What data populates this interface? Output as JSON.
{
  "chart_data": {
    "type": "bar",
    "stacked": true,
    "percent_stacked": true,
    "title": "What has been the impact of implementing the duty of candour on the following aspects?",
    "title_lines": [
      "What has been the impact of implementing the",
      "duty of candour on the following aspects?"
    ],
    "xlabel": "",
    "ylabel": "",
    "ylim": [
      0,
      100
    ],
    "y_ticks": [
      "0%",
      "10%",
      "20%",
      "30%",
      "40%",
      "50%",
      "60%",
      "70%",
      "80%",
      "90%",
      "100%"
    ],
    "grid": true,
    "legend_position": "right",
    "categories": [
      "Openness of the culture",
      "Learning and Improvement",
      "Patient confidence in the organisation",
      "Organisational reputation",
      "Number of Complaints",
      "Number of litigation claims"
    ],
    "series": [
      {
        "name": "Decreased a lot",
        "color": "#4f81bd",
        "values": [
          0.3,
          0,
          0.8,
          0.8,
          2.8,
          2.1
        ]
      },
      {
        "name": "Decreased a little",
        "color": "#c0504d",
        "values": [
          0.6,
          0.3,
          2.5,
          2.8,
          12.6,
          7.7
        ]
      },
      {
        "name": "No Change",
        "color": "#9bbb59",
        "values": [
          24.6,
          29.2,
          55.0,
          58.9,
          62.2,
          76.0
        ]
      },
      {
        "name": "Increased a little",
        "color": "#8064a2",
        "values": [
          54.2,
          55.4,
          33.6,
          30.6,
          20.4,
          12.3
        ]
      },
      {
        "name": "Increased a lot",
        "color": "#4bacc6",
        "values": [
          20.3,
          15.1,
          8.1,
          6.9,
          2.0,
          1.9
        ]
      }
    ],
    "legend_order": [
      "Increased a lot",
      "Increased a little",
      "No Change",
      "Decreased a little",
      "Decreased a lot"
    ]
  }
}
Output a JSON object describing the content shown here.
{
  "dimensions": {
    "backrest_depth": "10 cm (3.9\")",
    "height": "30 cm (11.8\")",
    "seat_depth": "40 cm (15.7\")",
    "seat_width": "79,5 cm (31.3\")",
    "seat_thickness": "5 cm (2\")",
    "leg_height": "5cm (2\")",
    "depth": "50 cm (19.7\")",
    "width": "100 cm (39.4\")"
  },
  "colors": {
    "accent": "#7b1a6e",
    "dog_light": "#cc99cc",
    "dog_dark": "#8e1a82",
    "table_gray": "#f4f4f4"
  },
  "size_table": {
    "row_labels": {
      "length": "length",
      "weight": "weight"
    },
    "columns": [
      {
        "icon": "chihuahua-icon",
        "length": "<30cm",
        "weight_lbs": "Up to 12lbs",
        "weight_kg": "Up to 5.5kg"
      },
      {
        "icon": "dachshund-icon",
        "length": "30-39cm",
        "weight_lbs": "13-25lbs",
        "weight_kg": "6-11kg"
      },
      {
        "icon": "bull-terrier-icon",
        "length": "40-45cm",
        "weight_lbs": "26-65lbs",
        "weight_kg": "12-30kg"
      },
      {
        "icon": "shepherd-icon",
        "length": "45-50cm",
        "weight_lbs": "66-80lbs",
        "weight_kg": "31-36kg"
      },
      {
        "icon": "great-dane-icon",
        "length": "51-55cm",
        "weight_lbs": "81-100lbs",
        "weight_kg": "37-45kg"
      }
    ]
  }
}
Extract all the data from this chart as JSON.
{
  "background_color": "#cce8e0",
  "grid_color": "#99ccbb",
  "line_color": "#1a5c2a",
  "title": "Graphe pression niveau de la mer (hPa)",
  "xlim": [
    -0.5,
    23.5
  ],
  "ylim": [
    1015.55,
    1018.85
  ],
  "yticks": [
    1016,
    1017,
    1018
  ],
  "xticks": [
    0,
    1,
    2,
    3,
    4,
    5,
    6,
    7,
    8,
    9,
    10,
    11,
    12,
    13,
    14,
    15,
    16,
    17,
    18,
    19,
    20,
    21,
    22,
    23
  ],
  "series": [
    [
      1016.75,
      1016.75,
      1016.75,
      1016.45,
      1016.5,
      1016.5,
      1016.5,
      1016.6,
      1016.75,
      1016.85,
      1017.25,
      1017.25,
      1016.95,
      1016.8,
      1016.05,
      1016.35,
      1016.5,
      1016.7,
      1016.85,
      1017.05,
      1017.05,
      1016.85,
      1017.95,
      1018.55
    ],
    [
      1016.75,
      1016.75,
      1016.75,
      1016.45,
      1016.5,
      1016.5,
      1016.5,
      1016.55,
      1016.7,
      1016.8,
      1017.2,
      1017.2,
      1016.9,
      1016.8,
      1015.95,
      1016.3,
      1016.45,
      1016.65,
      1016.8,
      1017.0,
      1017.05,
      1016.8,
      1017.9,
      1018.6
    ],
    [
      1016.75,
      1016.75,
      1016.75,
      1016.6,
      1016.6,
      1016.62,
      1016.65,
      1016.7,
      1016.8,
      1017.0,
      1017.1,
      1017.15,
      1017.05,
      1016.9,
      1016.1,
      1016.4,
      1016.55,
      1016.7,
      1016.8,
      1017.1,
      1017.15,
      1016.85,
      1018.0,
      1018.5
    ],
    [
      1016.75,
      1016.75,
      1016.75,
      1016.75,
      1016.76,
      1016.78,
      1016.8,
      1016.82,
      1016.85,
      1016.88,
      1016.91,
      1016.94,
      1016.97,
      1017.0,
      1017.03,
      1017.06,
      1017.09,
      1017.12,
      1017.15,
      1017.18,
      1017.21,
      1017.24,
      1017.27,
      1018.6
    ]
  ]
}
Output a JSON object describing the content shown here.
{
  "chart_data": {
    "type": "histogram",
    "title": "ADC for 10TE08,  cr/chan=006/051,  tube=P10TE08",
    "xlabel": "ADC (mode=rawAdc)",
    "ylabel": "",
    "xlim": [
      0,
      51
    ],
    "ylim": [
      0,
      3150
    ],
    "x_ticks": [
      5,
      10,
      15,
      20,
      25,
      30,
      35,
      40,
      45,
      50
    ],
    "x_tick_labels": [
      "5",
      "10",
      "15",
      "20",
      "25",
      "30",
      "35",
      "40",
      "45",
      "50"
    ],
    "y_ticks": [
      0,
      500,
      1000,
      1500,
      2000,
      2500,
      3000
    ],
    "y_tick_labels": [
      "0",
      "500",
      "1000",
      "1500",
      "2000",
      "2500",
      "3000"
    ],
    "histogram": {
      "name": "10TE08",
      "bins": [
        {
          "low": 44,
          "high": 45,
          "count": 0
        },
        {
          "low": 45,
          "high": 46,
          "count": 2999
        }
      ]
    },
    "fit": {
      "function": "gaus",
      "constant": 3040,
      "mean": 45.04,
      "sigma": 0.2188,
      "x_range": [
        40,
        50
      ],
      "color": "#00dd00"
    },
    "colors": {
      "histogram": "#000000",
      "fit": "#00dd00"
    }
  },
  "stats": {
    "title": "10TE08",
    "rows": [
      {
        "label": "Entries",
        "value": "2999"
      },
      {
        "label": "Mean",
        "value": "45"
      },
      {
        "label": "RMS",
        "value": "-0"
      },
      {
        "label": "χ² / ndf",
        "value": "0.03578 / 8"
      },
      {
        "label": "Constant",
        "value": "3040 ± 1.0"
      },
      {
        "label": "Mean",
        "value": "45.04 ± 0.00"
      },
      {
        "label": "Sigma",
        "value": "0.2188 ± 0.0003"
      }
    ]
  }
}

• _INSTRUCTIONS FOR THE TASK_
Write down every line of the data exactly as it appears above.

• _SOLUTION_
What data populates this interface? Output as JSON.
{
  "chart_data": {
    "type": "bar",
    "stacked": true,
    "percent_stacked": true,
    "title": "What has been the impact of implementing the duty of candour on the following aspects?",
    "title_lines": [
      "What has been the impact of implementing the",
      "duty of candour on the following aspects?"
    ],
    "xlabel": "",
    "ylabel": "",
    "ylim": [
      0,
      100
    ],
    "y_ticks": [
      "0%",
      "10%",
      "20%",
      "30%",
      "40%",
      "50%",
      "60%",
      "70%",
      "80%",
      "90%",
      "100%"
    ],
    "grid": true,
    "legend_position": "right",
    "categories": [
      "Openness of the culture",
      "Learning and Improvement",
      "Patient confidence in the organisation",
      "Organisational reputation",
      "Number of Complaints",
      "Number of litigation claims"
    ],
    "series": [
      {
        "name": "Decreased a lot",
        "color": "#4f81bd",
        "values": [
          0.3,
          0,
          0.8,
          0.8,
          2.8,
          2.1
        ]
      },
      {
        "name": "Decreased a little",
        "color": "#c0504d",
        "values": [
          0.6,
          0.3,
          2.5,
          2.8,
          12.6,
          7.7
        ]
      },
      {
        "name": "No Change",
        "color": "#9bbb59",
        "values": [
          24.6,
          29.2,
          55.0,
          58.9,
          62.2,
          76.0
        ]
      },
      {
        "name": "Increased a little",
        "color": "#8064a2",
        "values": [
          54.2,
          55.4,
          33.6,
          30.6,
          20.4,
          12.3
        ]
      },
      {
        "name": "Increased a lot",
        "color": "#4bacc6",
        "values": [
          20.3,
          15.1,
          8.1,
          6.9,
          2.0,
          1.9
        ]
      }
    ],
    "legend_order": [
      "Increased a lot",
      "Increased a little",
      "No Change",
      "Decreased a little",
      "Decreased a lot"
    ]
  }
}
Output a JSON object describing the content shown here.
{
  "dimensions": {
    "backrest_depth": "10 cm (3.9\")",
    "height": "30 cm (11.8\")",
    "seat_depth": "40 cm (15.7\")",
    "seat_width": "79,5 cm (31.3\")",
    "seat_thickness": "5 cm (2\")",
    "leg_height": "5cm (2\")",
    "depth": "50 cm (19.7\")",
    "width": "100 cm (39.4\")"
  },
  "colors": {
    "accent": "#7b1a6e",
    "dog_light": "#cc99cc",
    "dog_dark": "#8e1a82",
    "table_gray": "#f4f4f4"
  },
  "size_table": {
    "row_labels": {
      "length": "length",
      "weight": "weight"
    },
    "columns": [
      {
        "icon": "chihuahua-icon",
        "length": "<30cm",
        "weight_lbs": "Up to 12lbs",
        "weight_kg": "Up to 5.5kg"
      },
      {
        "icon": "dachshund-icon",
        "length": "30-39cm",
        "weight_lbs": "13-25lbs",
        "weight_kg": "6-11kg"
      },
      {
        "icon": "bull-terrier-icon",
        "length": "40-45cm",
        "weight_lbs": "26-65lbs",
        "weight_kg": "12-30kg"
      },
      {
        "icon": "shepherd-icon",
        "length": "45-50cm",
        "weight_lbs": "66-80lbs",
        "weight_kg": "31-36kg"
      },
      {
        "icon": "great-dane-icon",
        "length": "51-55cm",
        "weight_lbs": "81-100lbs",
        "weight_kg": "37-45kg"
      }
    ]
  }
}
Extract all the data from this chart as JSON.
{
  "background_color": "#cce8e0",
  "grid_color": "#99ccbb",
  "line_color": "#1a5c2a",
  "title": "Graphe pression niveau de la mer (hPa)",
  "xlim": [
    -0.5,
    23.5
  ],
  "ylim": [
    1015.55,
    1018.85
  ],
  "yticks": [
    1016,
    1017,
    1018
  ],
  "xticks": [
    0,
    1,
    2,
    3,
    4,
    5,
    6,
    7,
    8,
    9,
    10,
    11,
    12,
    13,
    14,
    15,
    16,
    17,
    18,
    19,
    20,
    21,
    22,
    23
  ],
  "series": [
    [
      1016.75,
      1016.75,
      1016.75,
      1016.45,
      1016.5,
      1016.5,
      1016.5,
      1016.6,
      1016.75,
      1016.85,
      1017.25,
      1017.25,
      1016.95,
      1016.8,
      1016.05,
      1016.35,
      1016.5,
      1016.7,
      1016.85,
      1017.05,
      1017.05,
      1016.85,
      1017.95,
      1018.55
    ],
    [
      1016.75,
      1016.75,
      1016.75,
      1016.45,
      1016.5,
      1016.5,
      1016.5,
      1016.55,
      1016.7,
      1016.8,
      1017.2,
      1017.2,
      1016.9,
      1016.8,
      1015.95,
      1016.3,
      1016.45,
      1016.65,
      1016.8,
      1017.0,
      1017.05,
      1016.8,
      1017.9,
      1018.6
    ],
    [
      1016.75,
      1016.75,
      1016.75,
      1016.6,
      1016.6,
      1016.62,
      1016.65,
      1016.7,
      1016.8,
      1017.0,
      1017.1,
      1017.15,
      1017.05,
      1016.9,
      1016.1,
      1016.4,
      1016.55,
      1016.7,
      1016.8,
      1017.1,
      1017.15,
      1016.85,
      1018.0,
      1018.5
    ],
    [
      1016.75,
      1016.75,
      1016.75,
      1016.75,
      1016.76,
      1016.78,
      1016.8,
      1016.82,
      1016.85,
      1016.88,
      1016.91,
      1016.94,
      1016.97,
      1017.0,
      1017.03,
      1017.06,
      1017.09,
      1017.12,
      1017.15,
      1017.18,
      1017.21,
      1017.24,
      1017.27,
      1018.6
    ]
  ]
}
Output a JSON object describing the content shown here.
{
  "chart_data": {
    "type": "histogram",
    "title": "ADC for 10TE08,  cr/chan=006/051,  tube=P10TE08",
    "xlabel": "ADC (mode=rawAdc)",
    "ylabel": "",
    "xlim": [
      0,
      51
    ],
    "ylim": [
      0,
      3150
    ],
    "x_ticks": [
      5,
      10,
      15,
      20,
      25,
      30,
      35,
      40,
      45,
      50
    ],
    "x_tick_labels": [
      "5",
      "10",
      "15",
      "20",
      "25",
      "30",
      "35",
      "40",
      "45",
      "50"
    ],
    "y_ticks": [
      0,
      500,
      1000,
      1500,
      2000,
      2500,
      3000
    ],
    "y_tick_labels": [
      "0",
      "500",
      "1000",
      "1500",
      "2000",
      "2500",
      "3000"
    ],
    "histogram": {
      "name": "10TE08",
      "bins": [
        {
          "low": 44,
          "high": 45,
          "count": 0
        },
        {
          "low": 45,
          "high": 46,
          "count": 2999
        }
      ]
    },
    "fit": {
      "function": "gaus",
      "constant": 3040,
      "mean": 45.04,
      "sigma": 0.2188,
      "x_range": [
        40,
        50
      ],
      "color": "#00dd00"
    },
    "colors": {
      "histogram": "#000000",
      "fit": "#00dd00"
    }
  },
  "stats": {
    "title": "10TE08",
    "rows": [
      {
        "label": "Entries",
        "value": "2999"
      },
      {
        "label": "Mean",
        "value": "45"
      },
      {
        "label": "RMS",
        "value": "-0"
      },
      {
        "label": "χ² / ndf",
        "value": "0.03578 / 8"
      },
      {
        "label": "Constant",
        "value": "3040 ± 1.0"
      },
      {
        "label": "Mean",
        "value": "45.04 ± 0.00"
      },
      {
        "label": "Sigma",
        "value": "0.2188 ± 0.0003"
      }
    ]
  }
}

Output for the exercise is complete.